--- START OF RECORD EXCERPTS ---
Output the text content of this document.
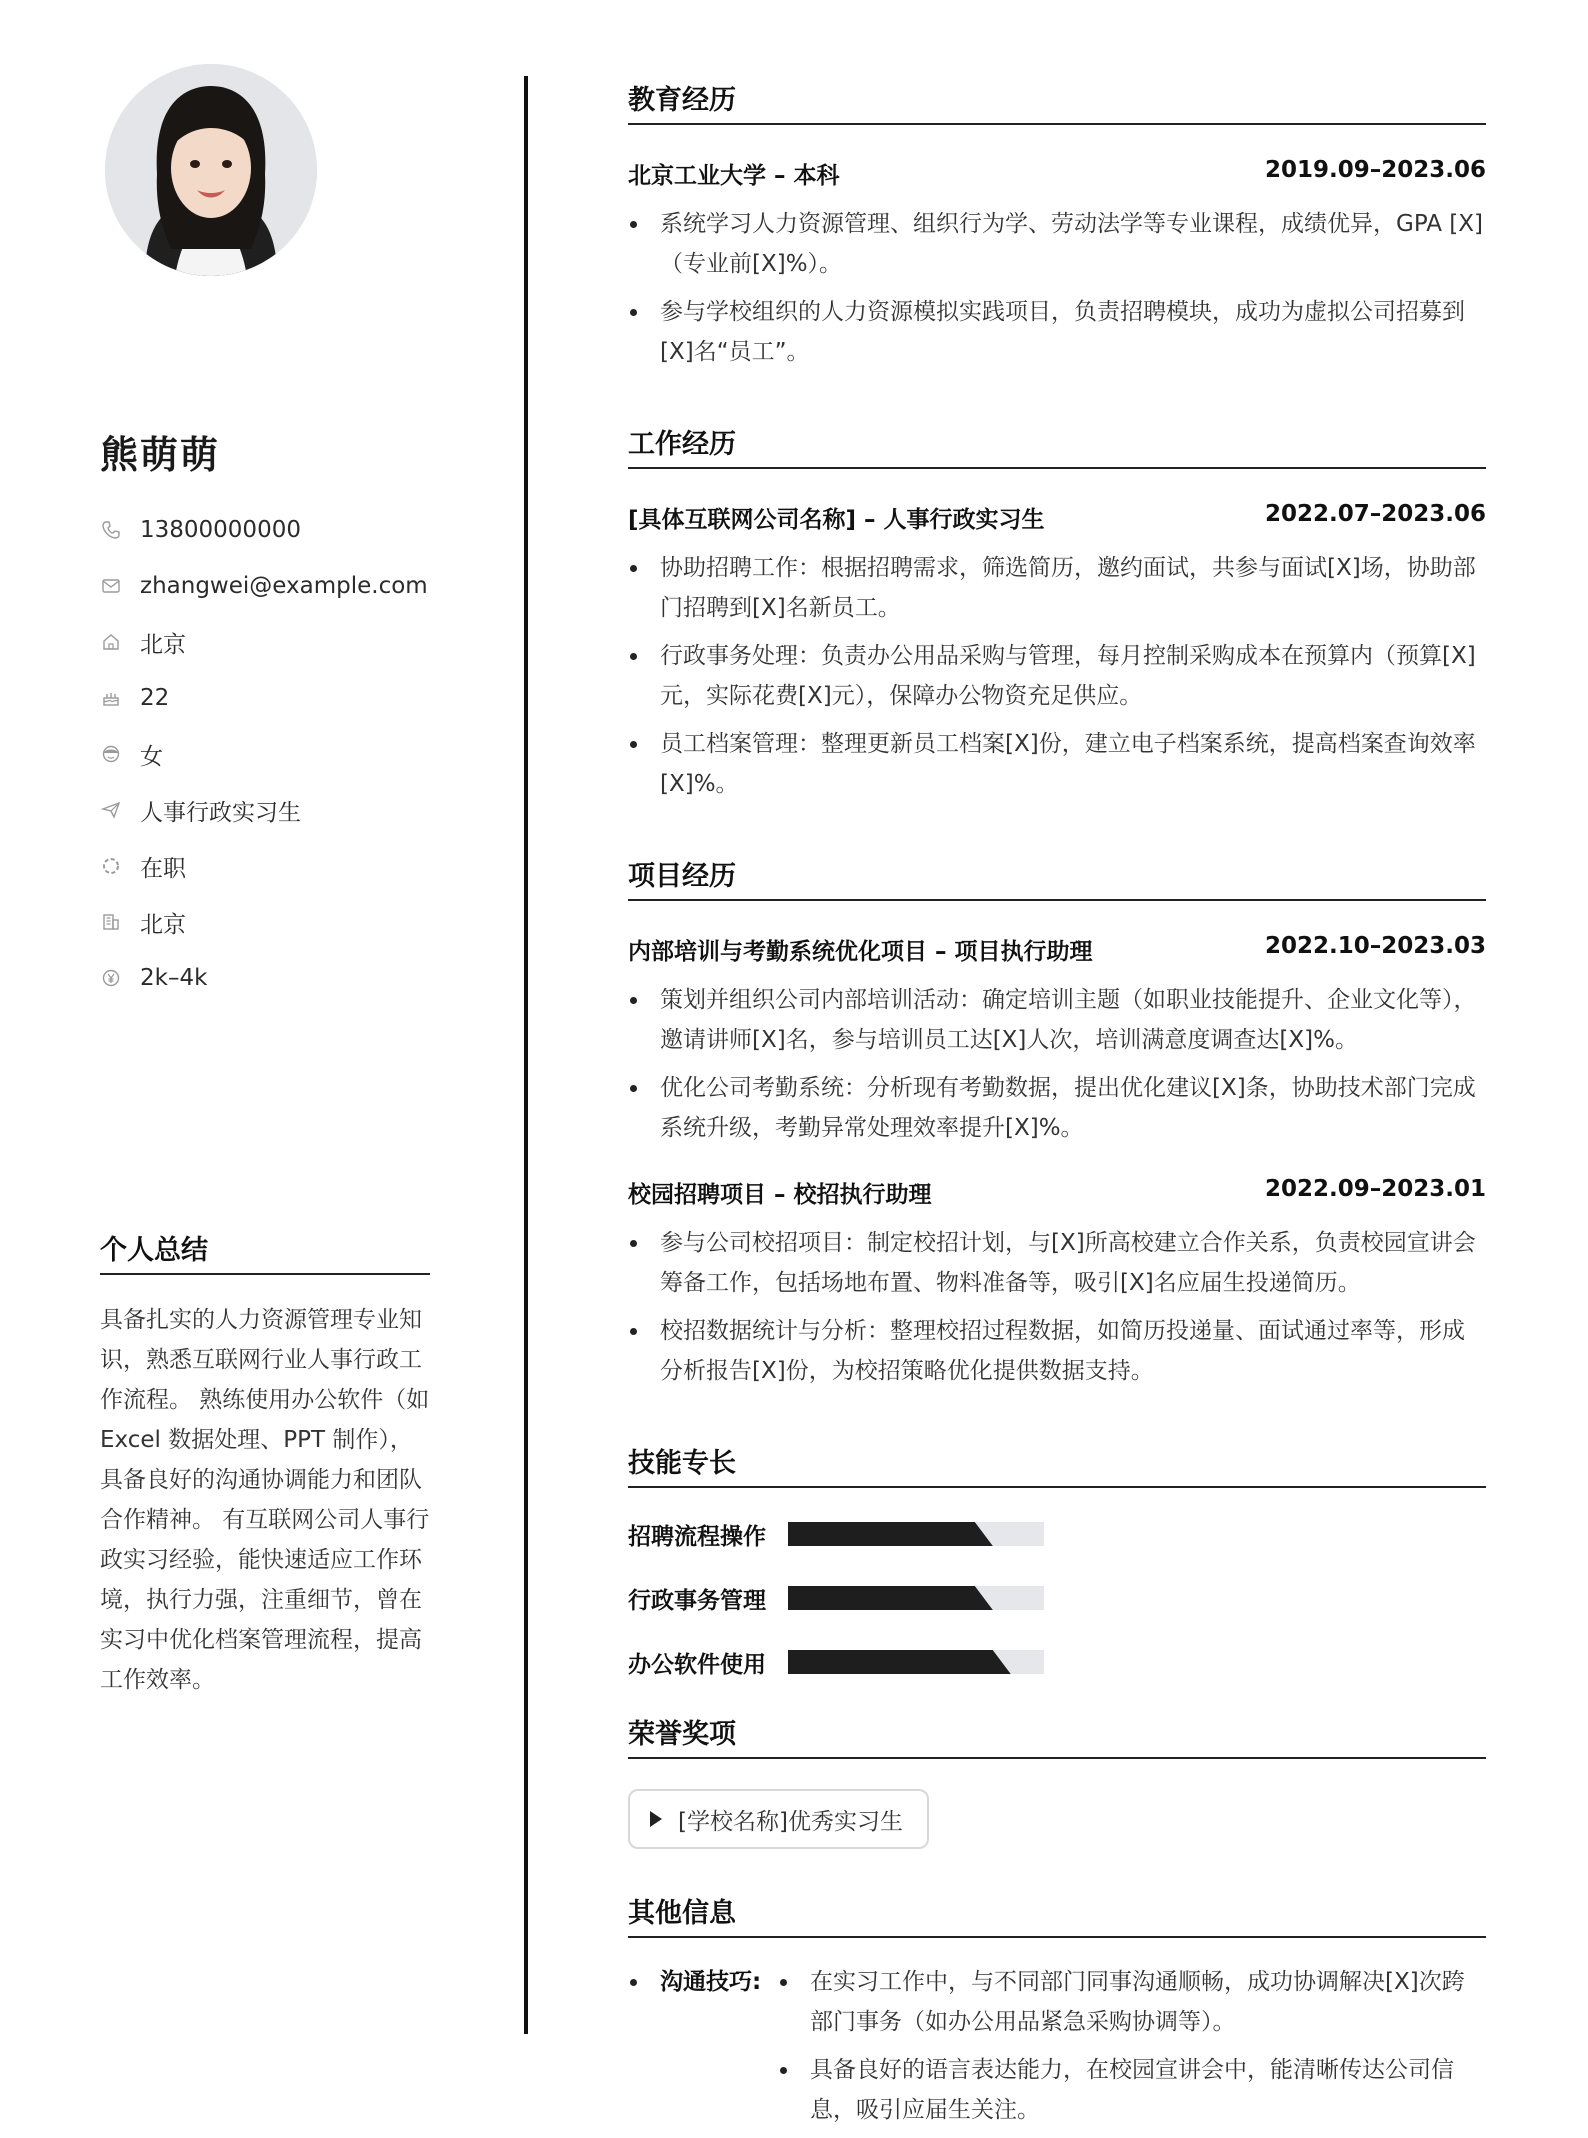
熊萌萌
13800000000
zhangwei@example.com
北京
22
女
人事行政实习生
在职
北京
2k–4k
个人总结
具备扎实的人力资源管理专业知识，熟悉互联网行业人事行政工作流程。 熟练使用办公软件（如 Excel 数据处理、PPT 制作），具备良好的沟通协调能力和团队合作精神。 有互联网公司人事行政实习经验，能快速适应工作环境，执行力强，注重细节，曾在实习中优化档案管理流程，提高工作效率。
教育经历
北京工业大学 – 本科	2019.09–2023.06
系统学习人力资源管理、组织行为学、劳动法学等专业课程，成绩优异，GPA [X]（专业前[X]%）。
参与学校组织的人力资源模拟实践项目，负责招聘模块，成功为虚拟公司招募到[X]名“员工”。
工作经历
[具体互联网公司名称] – 人事行政实习生	2022.07–2023.06
协助招聘工作：根据招聘需求，筛选简历，邀约面试，共参与面试[X]场，协助部门招聘到[X]名新员工。
行政事务处理：负责办公用品采购与管理，每月控制采购成本在预算内（预算[X]元，实际花费[X]元），保障办公物资充足供应。
员工档案管理：整理更新员工档案[X]份，建立电子档案系统，提高档案查询效率[X]%。
项目经历
内部培训与考勤系统优化项目 – 项目执行助理	2022.10–2023.03
策划并组织公司内部培训活动：确定培训主题（如职业技能提升、企业文化等），邀请讲师[X]名，参与培训员工达[X]人次，培训满意度调查达[X]%。
优化公司考勤系统：分析现有考勤数据，提出优化建议[X]条，协助技术部门完成系统升级，考勤异常处理效率提升[X]%。
校园招聘项目 – 校招执行助理	2022.09–2023.01
参与公司校招项目：制定校招计划，与[X]所高校建立合作关系，负责校园宣讲会筹备工作，包括场地布置、物料准备等，吸引[X]名应届生投递简历。
校招数据统计与分析：整理校招过程数据，如简历投递量、面试通过率等，形成分析报告[X]份，为校招策略优化提供数据支持。
技能专长
招聘流程操作
行政事务管理
办公软件使用
荣誉奖项
[学校名称]优秀实习生
其他信息
沟通技巧:	在实习工作中，与不同部门同事沟通顺畅，成功协调解决[X]次跨部门事务（如办公用品紧急采购协调等）。
具备良好的语言表达能力，在校园宣讲会中，能清晰传达公司信息，吸引应届生关注。
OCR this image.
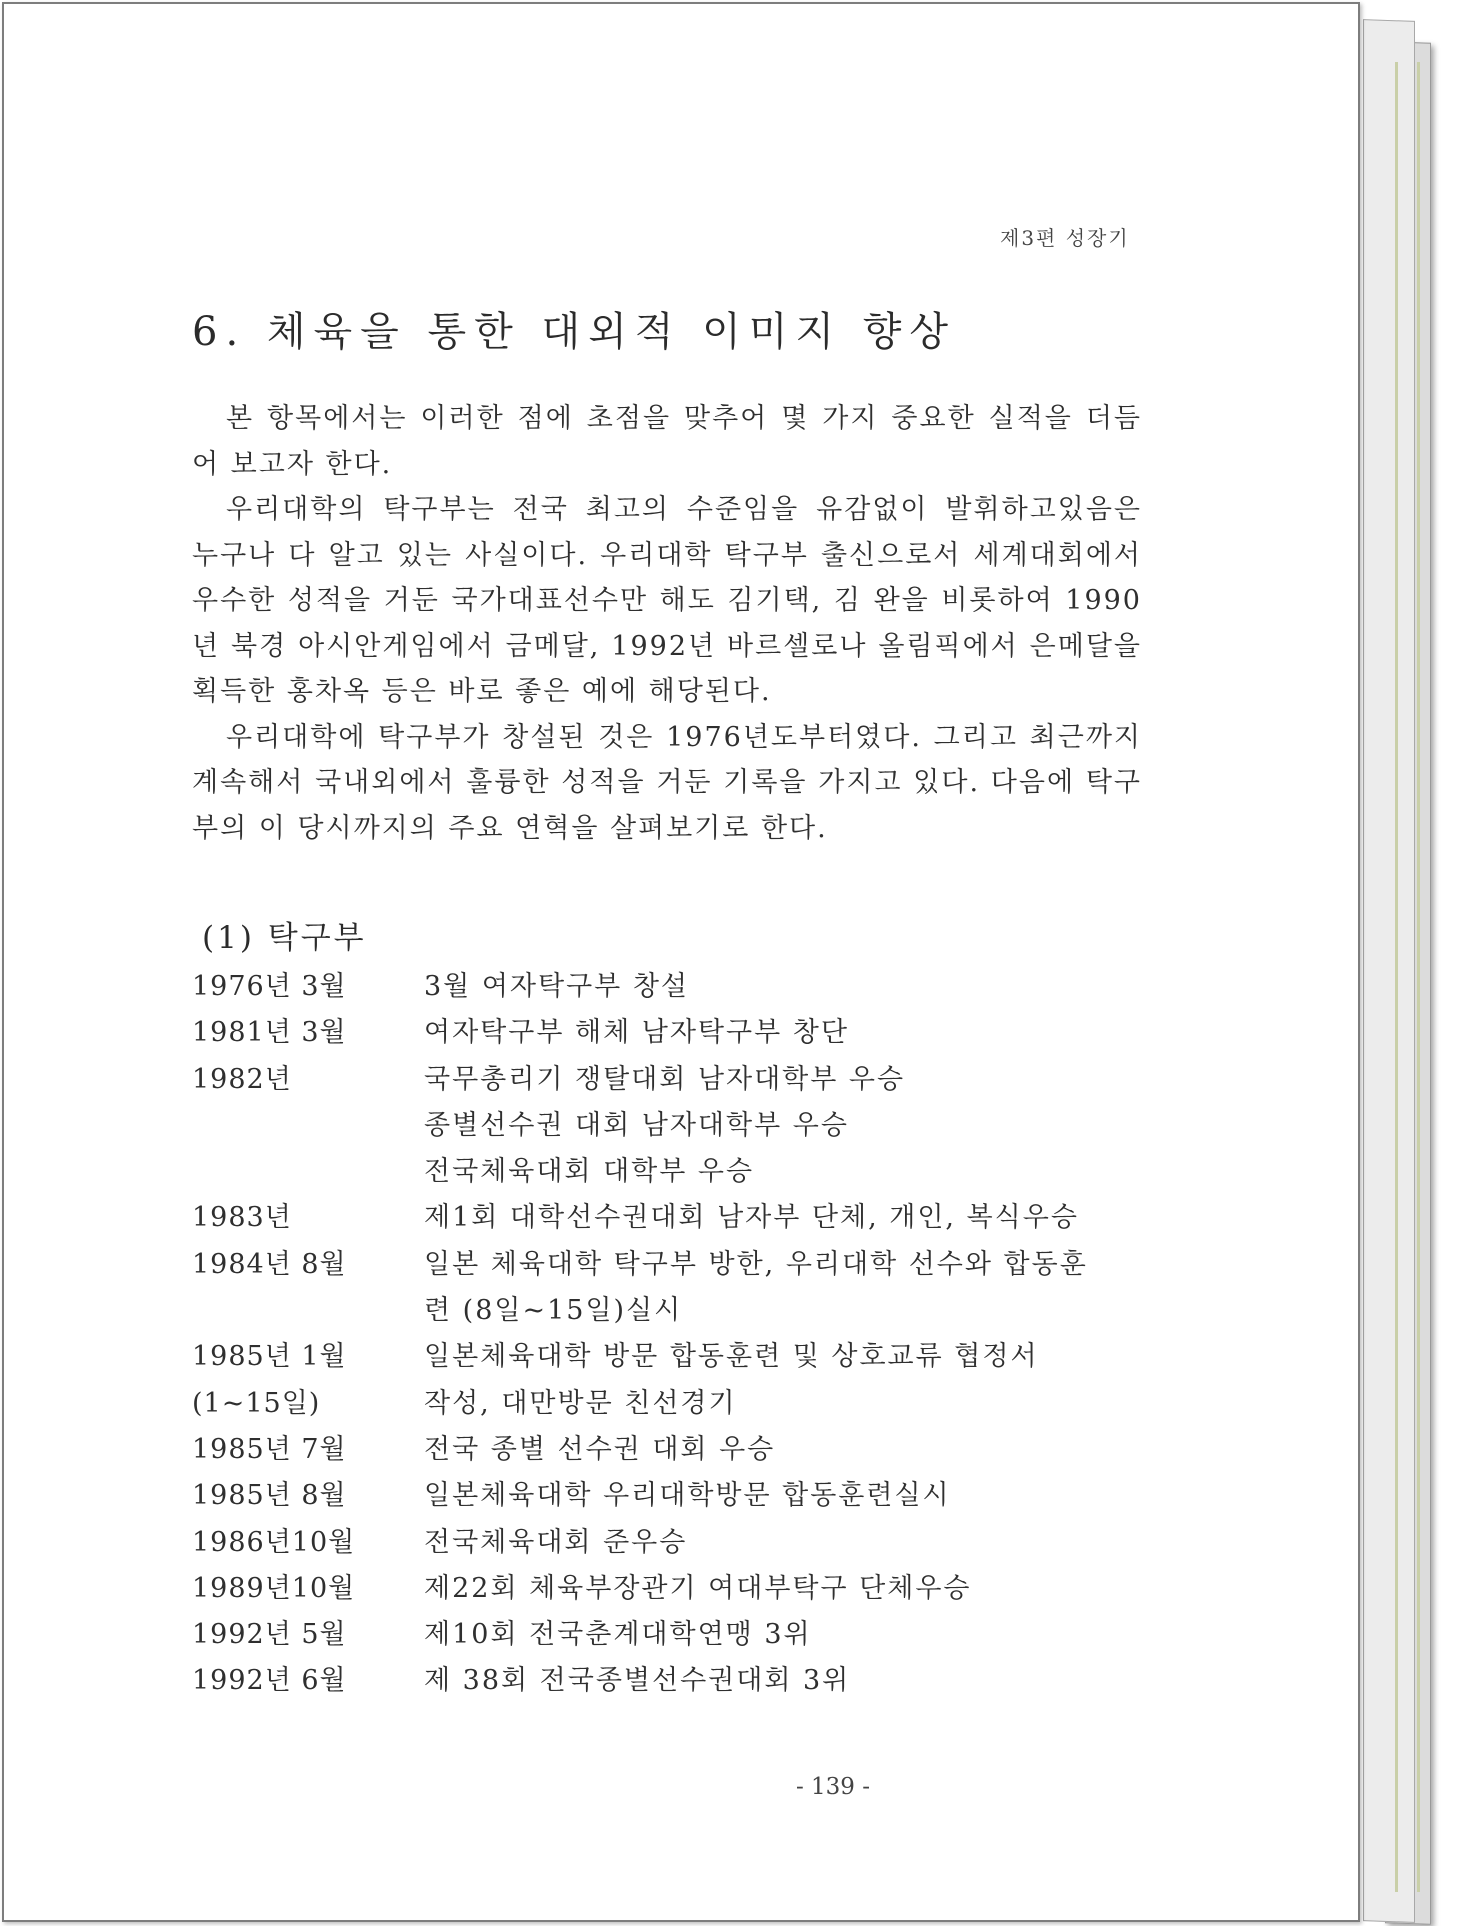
제3편 성장기
6. 체육을 통한 대외적 이미지 향상

본 항목에서는 이러한 점에 초점을 맞추어 몇 가지 중요한 실적을 더듬어 보고자 한다.

우리대학의 탁구부는 전국 최고의 수준임을 유감없이 발휘하고있음은 누구나 다 알고 있는 사실이다. 우리대학 탁구부 출신으로서 세계대회에서 우수한 성적을 거둔 국가대표선수만 해도 김기택, 김 완을 비롯하여 1990년 북경 아시안게임에서 금메달, 1992년 바르셀로나 올림픽에서 은메달을 획득한 홍차옥 등은 바로 좋은 예에 해당된다.

우리대학에 탁구부가 창설된 것은 1976년도부터였다. 그리고 최근까지 계속해서 국내외에서 훌륭한 성적을 거둔 기록을 가지고 있다. 다음에 탁구부의 이 당시까지의 주요 연혁을 살펴보기로 한다.

(1) 탁구부
1976년 3월	3월 여자탁구부 창설
1981년 3월	여자탁구부 해체 남자탁구부 창단
1982년	국무총리기 쟁탈대회 남자대학부 우승
종별선수권 대회 남자대학부 우승
전국체육대회 대학부 우승
1983년	제1회 대학선수권대회 남자부 단체, 개인, 복식우승
1984년 8월	일본 체육대학 탁구부 방한, 우리대학 선수와 합동훈
련 (8일~15일)실시
1985년 1월	일본체육대학 방문 합동훈련 및 상호교류 협정서
(1~15일)	작성, 대만방문 친선경기
1985년 7월	전국 종별 선수권 대회 우승
1985년 8월	일본체육대학 우리대학방문 합동훈련실시
1986년10월	전국체육대회 준우승
1989년10월	제22회 체육부장관기 여대부탁구 단체우승
1992년 5월	제10회 전국춘계대학연맹 3위
1992년 6월	제 38회 전국종별선수권대회 3위
- 139 -
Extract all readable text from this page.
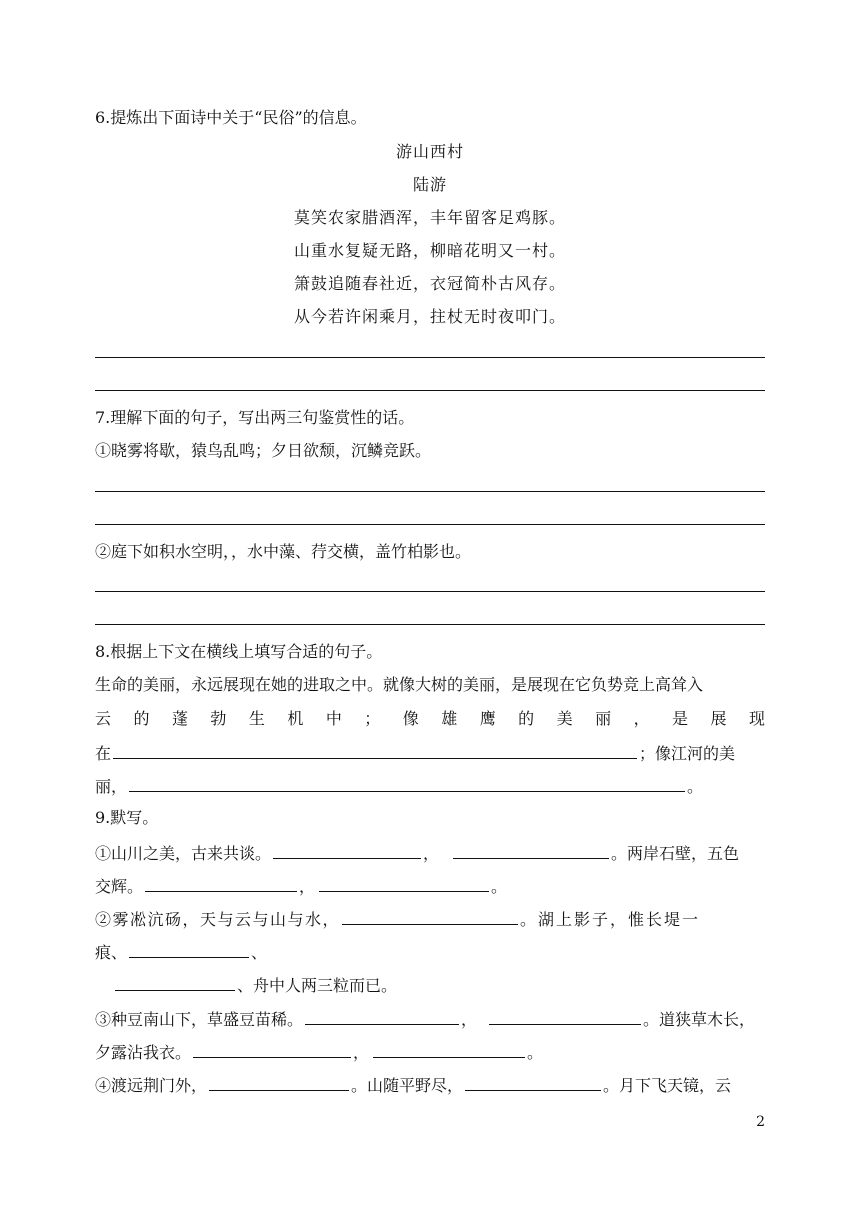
6.提炼出下面诗中关于“民俗”的信息。
游山西村
陆游
莫笑农家腊酒浑，丰年留客足鸡豚。
山重水复疑无路，柳暗花明又一村。
箫鼓追随春社近，衣冠简朴古风存。
从今若许闲乘月，拄杖无时夜叩门。
7.理解下面的句子，写出两三句鉴赏性的话。
①晓雾将歇，猿鸟乱鸣；夕日欲颓，沉鳞竞跃。
②庭下如积水空明，，水中藻、荇交横，盖竹柏影也。
8.根据上下文在横线上填写合适的句子。
生命的美丽，永远展现在她的进取之中。就像大树的美丽，是展现在它负势竞上高耸入
云 的 蓬 勃 生 机 中 ； 像 雄 鹰 的 美 丽 ， 是 展 现
在	；像江河的美
丽，	。
9.默写。
①山川之美，古来共谈。	，	。两岸石壁，五色
交辉。	，	。
②雾凇沆砀，天与云与山与水，	。湖上影子，惟长堤一
痕、	、
、舟中人两三粒而已。
③种豆南山下，草盛豆苗稀。	，	。道狭草木长，
夕露沾我衣。	，	。
④渡远荆门外，	。山随平野尽，	。月下飞天镜，云
2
--- END OF RECORD EXCERPTS ---
PROBLEM REQUIREMENTS
In the lines above, find each one with "일본체육대학" and list it.

EXERCISE SOLUTION
1985년 1월	일본체육대학 방문 합동훈련 및 상호교류 협정서
1985년 8월	일본체육대학 우리대학방문 합동훈련실시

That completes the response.